Votre objectif: Mettez à jour le passage du texte sur Michaëlle Jean à l'OIF qui s'ouvre sur les mots contenant "L’arrivée de Michaëlle" et se termine par "de l’espace francophone.", en remplaçant "dépoussiérage" par "modernisation".

Texte:
Il y a exactement deux ans jour pour jour que Michaëlle Jean succéda à Abdou Diouf à la tête de l’Organisation internationale de la Francophonie (OIF), le 05 janvier 2015. Une succession qui revêtait une dimension à la fois historique et symbolique de voir, pour la première fois, une femme à la tête d’une organisation intergouvernementale dont pratiquement tous les États et gouvernements membres n’étaient presque pas dirigés par une seule femme.
Pendant sa campagne à la direction de l’OIF, Michaëlle Jean avait promu de faire de la francophonie économique le pilier essentiel de son mandat et son cheval de bataille. Son élection était considérée, par beaucoup, comme une nouvelle page de l’histoire qui s’ouvrait dans la gouvernance de l’OIF et qui viendrait combler un manque criant de stratégie économique qui a longtemps été souhaité pour cette organisation. Une stratégie économique qui devra s’adapter à la réalité du monde actuel où l’économie est la principale préoccupation aussi bien des États que des citoyens.
L’arrivée de Michaëlle Jean à l’OIF avait donc suscité beaucoup d’espoir, d’autant plus que cette organisation avait besoin d’un coup de rajeunissement et de dépoussiérage en aménageant un espace pour exécuter une nouvelle mission économique et faire de la Francophonie un vecteur important pour le développement économique de l’espace francophone.
À mi-mandat, nous avons voulu en savoir un peu plus sur ce qui a déjà été fait concrètement à cet égard et ce qui reste à faire. Nous avons ainsi posé la question au directeur chargé de la Francophonie économique et numérique à l’OIF, l’économiste togolais Kako Nubukpo, celui-là même qui chapeaute le programme économique de Mme Jean.

Extrait des données:
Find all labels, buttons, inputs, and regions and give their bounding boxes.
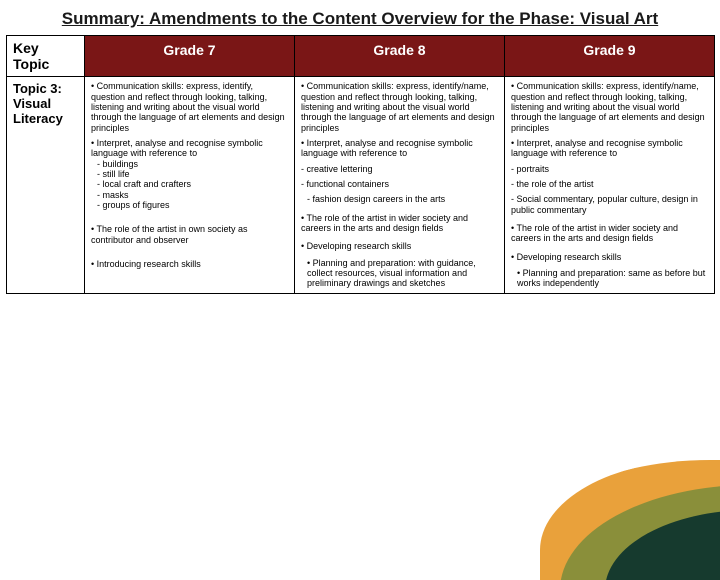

Réponse ci-dessous:
L’arrivée de Michaëlle Jean à l’OIF avait donc suscité beaucoup d’espoir, d’autant plus que cette organisation avait besoin d’un coup de rajeunissement et de modernisation en aménageant un espace pour exécuter une nouvelle mission économique et faire de la Francophonie un vecteur important pour le développement économique de l’espace francophone.